TO DO: Set down the records once more, please, exactly and with the pictures left out.

— START OF EXERCISE INPUT —

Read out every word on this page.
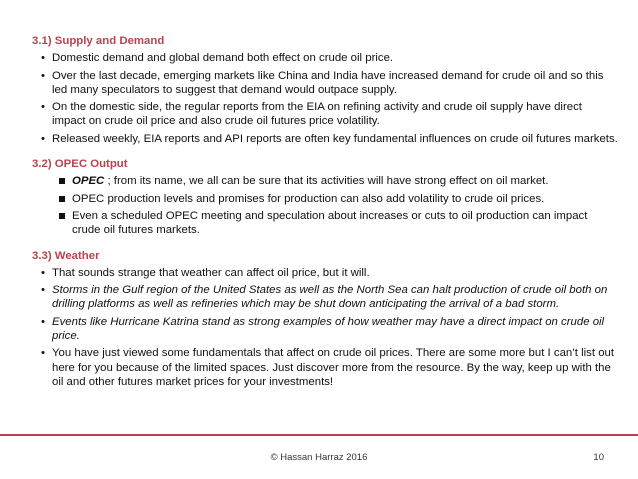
3.1) Supply and Demand
• Domestic demand and global demand both effect on crude oil price.
• Over the last decade, emerging markets like China and India have increased demand for crude oil and so this led many speculators to suggest that demand would outpace supply.
• On the domestic side, the regular reports from the EIA on refining activity and crude oil supply have direct impact on crude oil price and also crude oil futures price volatility.
• Released weekly, EIA reports and API reports are often key fundamental influences on crude oil futures markets.
3.2) OPEC Output
OPEC ; from its name, we all can be sure that its activities will have strong effect on oil market.
OPEC production levels and promises for production can also add volatility to crude oil prices.
Even a scheduled OPEC meeting and speculation about increases or cuts to oil production can impact crude oil futures markets.
3.3) Weather
• That sounds strange that weather can affect oil price, but it will.
• Storms in the Gulf region of the United States as well as the North Sea can halt production of crude oil both on drilling platforms as well as refineries which may be shut down anticipating the arrival of a bad storm.
• Events like Hurricane Katrina stand as strong examples of how weather may have a direct impact on crude oil price.
• You have just viewed some fundamentals that affect on crude oil prices. There are some more but I can’t list out here for you because of the limited spaces. Just discover more from the resource. By the way, keep up with the oil and other futures market prices for your investments!
© Hassan Harraz 2016	10
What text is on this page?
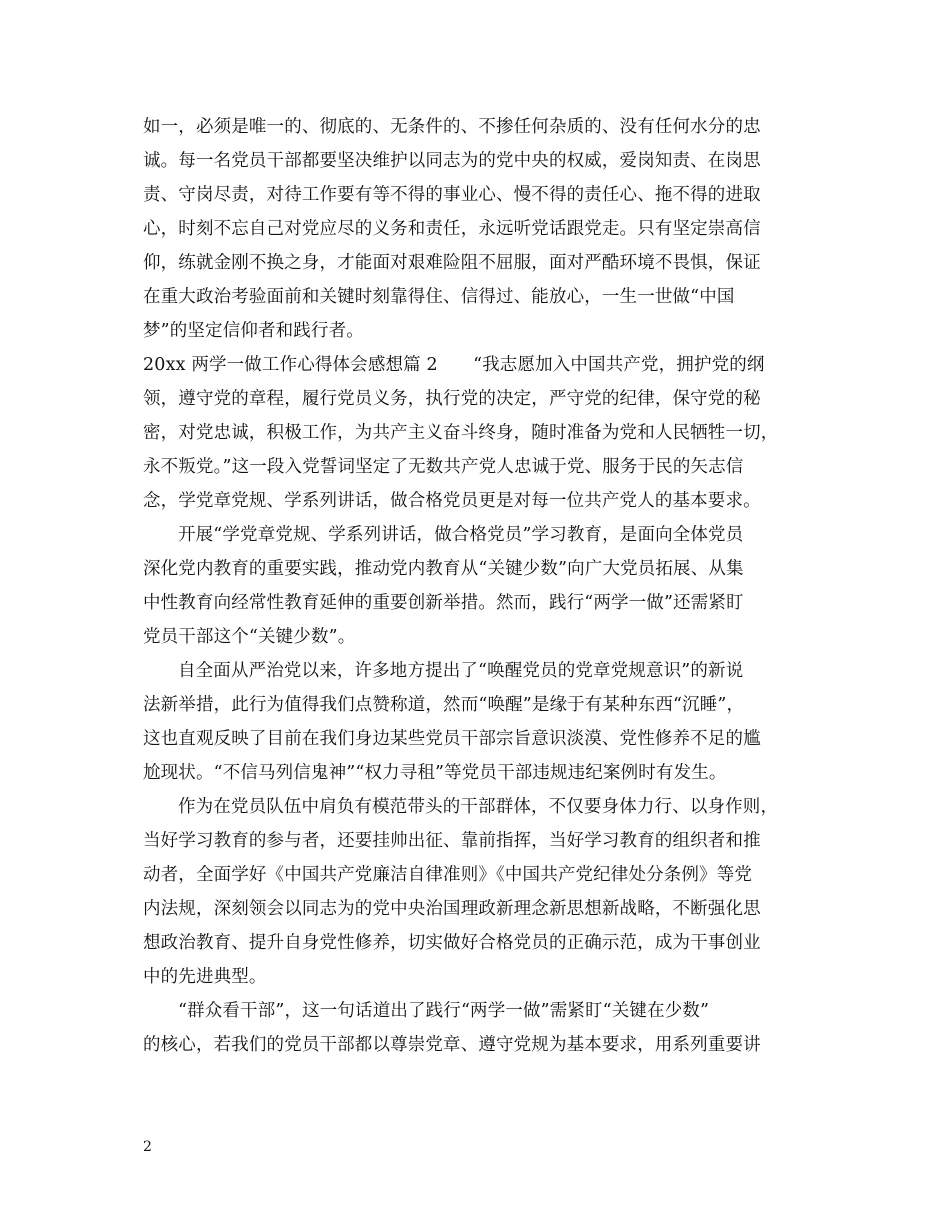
如一，必须是唯一的、彻底的、无条件的、不掺任何杂质的、没有任何水分的忠
诚。每一名党员干部都要坚决维护以同志为的党中央的权威，爱岗知责、在岗思
责、守岗尽责，对待工作要有等不得的事业心、慢不得的责任心、拖不得的进取
心，时刻不忘自己对党应尽的义务和责任，永远听党话跟党走。只有坚定崇高信
仰，练就金刚不换之身，才能面对艰难险阻不屈服，面对严酷环境不畏惧，保证
在重大政治考验面前和关键时刻靠得住、信得过、能放心，一生一世做“中国
梦”的坚定信仰者和践行者。
20xx 两学一做工作心得体会感想篇 2　　“我志愿加入中国共产党，拥护党的纲
领，遵守党的章程，履行党员义务，执行党的决定，严守党的纪律，保守党的秘
密，对党忠诚，积极工作，为共产主义奋斗终身，随时准备为党和人民牺牲一切，
永不叛党。”这一段入党誓词坚定了无数共产党人忠诚于党、服务于民的矢志信
念，学党章党规、学系列讲话，做合格党员更是对每一位共产党人的基本要求。
开展“学党章党规、学系列讲话，做合格党员”学习教育，是面向全体党员
深化党内教育的重要实践，推动党内教育从“关键少数”向广大党员拓展、从集
中性教育向经常性教育延伸的重要创新举措。然而，践行“两学一做”还需紧盯
党员干部这个“关键少数”。
自全面从严治党以来，许多地方提出了“唤醒党员的党章党规意识”的新说
法新举措，此行为值得我们点赞称道，然而“唤醒”是缘于有某种东西“沉睡”，
这也直观反映了目前在我们身边某些党员干部宗旨意识淡漠、党性修养不足的尴
尬现状。“不信马列信鬼神”“权力寻租”等党员干部违规违纪案例时有发生。
作为在党员队伍中肩负有模范带头的干部群体，不仅要身体力行、以身作则，
当好学习教育的参与者，还要挂帅出征、靠前指挥，当好学习教育的组织者和推
动者，全面学好《中国共产党廉洁自律准则》《中国共产党纪律处分条例》等党
内法规，深刻领会以同志为的党中央治国理政新理念新思想新战略，不断强化思
想政治教育、提升自身党性修养，切实做好合格党员的正确示范，成为干事创业
中的先进典型。
“群众看干部”，这一句话道出了践行“两学一做”需紧盯“关键在少数”
的核心，若我们的党员干部都以尊崇党章、遵守党规为基本要求，用系列重要讲
2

— END OF EXERCISE INPUT —

RESULT OF THE TASK:
Read out every word on this page.
3.1) Supply and Demand
• Domestic demand and global demand both effect on crude oil price.
• Over the last decade, emerging markets like China and India have increased demand for crude oil and so this led many speculators to suggest that demand would outpace supply.
• On the domestic side, the regular reports from the EIA on refining activity and crude oil supply have direct impact on crude oil price and also crude oil futures price volatility.
• Released weekly, EIA reports and API reports are often key fundamental influences on crude oil futures markets.
3.2) OPEC Output
OPEC ; from its name, we all can be sure that its activities will have strong effect on oil market.
OPEC production levels and promises for production can also add volatility to crude oil prices.
Even a scheduled OPEC meeting and speculation about increases or cuts to oil production can impact crude oil futures markets.
3.3) Weather
• That sounds strange that weather can affect oil price, but it will.
• Storms in the Gulf region of the United States as well as the North Sea can halt production of crude oil both on drilling platforms as well as refineries which may be shut down anticipating the arrival of a bad storm.
• Events like Hurricane Katrina stand as strong examples of how weather may have a direct impact on crude oil price.
• You have just viewed some fundamentals that affect on crude oil prices. There are some more but I can’t list out here for you because of the limited spaces. Just discover more from the resource. By the way, keep up with the oil and other futures market prices for your investments!
© Hassan Harraz 2016	10
What text is on this page?
如一，必须是唯一的、彻底的、无条件的、不掺任何杂质的、没有任何水分的忠
诚。每一名党员干部都要坚决维护以同志为的党中央的权威，爱岗知责、在岗思
责、守岗尽责，对待工作要有等不得的事业心、慢不得的责任心、拖不得的进取
心，时刻不忘自己对党应尽的义务和责任，永远听党话跟党走。只有坚定崇高信
仰，练就金刚不换之身，才能面对艰难险阻不屈服，面对严酷环境不畏惧，保证
在重大政治考验面前和关键时刻靠得住、信得过、能放心，一生一世做“中国
梦”的坚定信仰者和践行者。
20xx 两学一做工作心得体会感想篇 2　　“我志愿加入中国共产党，拥护党的纲
领，遵守党的章程，履行党员义务，执行党的决定，严守党的纪律，保守党的秘
密，对党忠诚，积极工作，为共产主义奋斗终身，随时准备为党和人民牺牲一切，
永不叛党。”这一段入党誓词坚定了无数共产党人忠诚于党、服务于民的矢志信
念，学党章党规、学系列讲话，做合格党员更是对每一位共产党人的基本要求。
开展“学党章党规、学系列讲话，做合格党员”学习教育，是面向全体党员
深化党内教育的重要实践，推动党内教育从“关键少数”向广大党员拓展、从集
中性教育向经常性教育延伸的重要创新举措。然而，践行“两学一做”还需紧盯
党员干部这个“关键少数”。
自全面从严治党以来，许多地方提出了“唤醒党员的党章党规意识”的新说
法新举措，此行为值得我们点赞称道，然而“唤醒”是缘于有某种东西“沉睡”，
这也直观反映了目前在我们身边某些党员干部宗旨意识淡漠、党性修养不足的尴
尬现状。“不信马列信鬼神”“权力寻租”等党员干部违规违纪案例时有发生。
作为在党员队伍中肩负有模范带头的干部群体，不仅要身体力行、以身作则，
当好学习教育的参与者，还要挂帅出征、靠前指挥，当好学习教育的组织者和推
动者，全面学好《中国共产党廉洁自律准则》《中国共产党纪律处分条例》等党
内法规，深刻领会以同志为的党中央治国理政新理念新思想新战略，不断强化思
想政治教育、提升自身党性修养，切实做好合格党员的正确示范，成为干事创业
中的先进典型。
“群众看干部”，这一句话道出了践行“两学一做”需紧盯“关键在少数”
的核心，若我们的党员干部都以尊崇党章、遵守党规为基本要求，用系列重要讲
2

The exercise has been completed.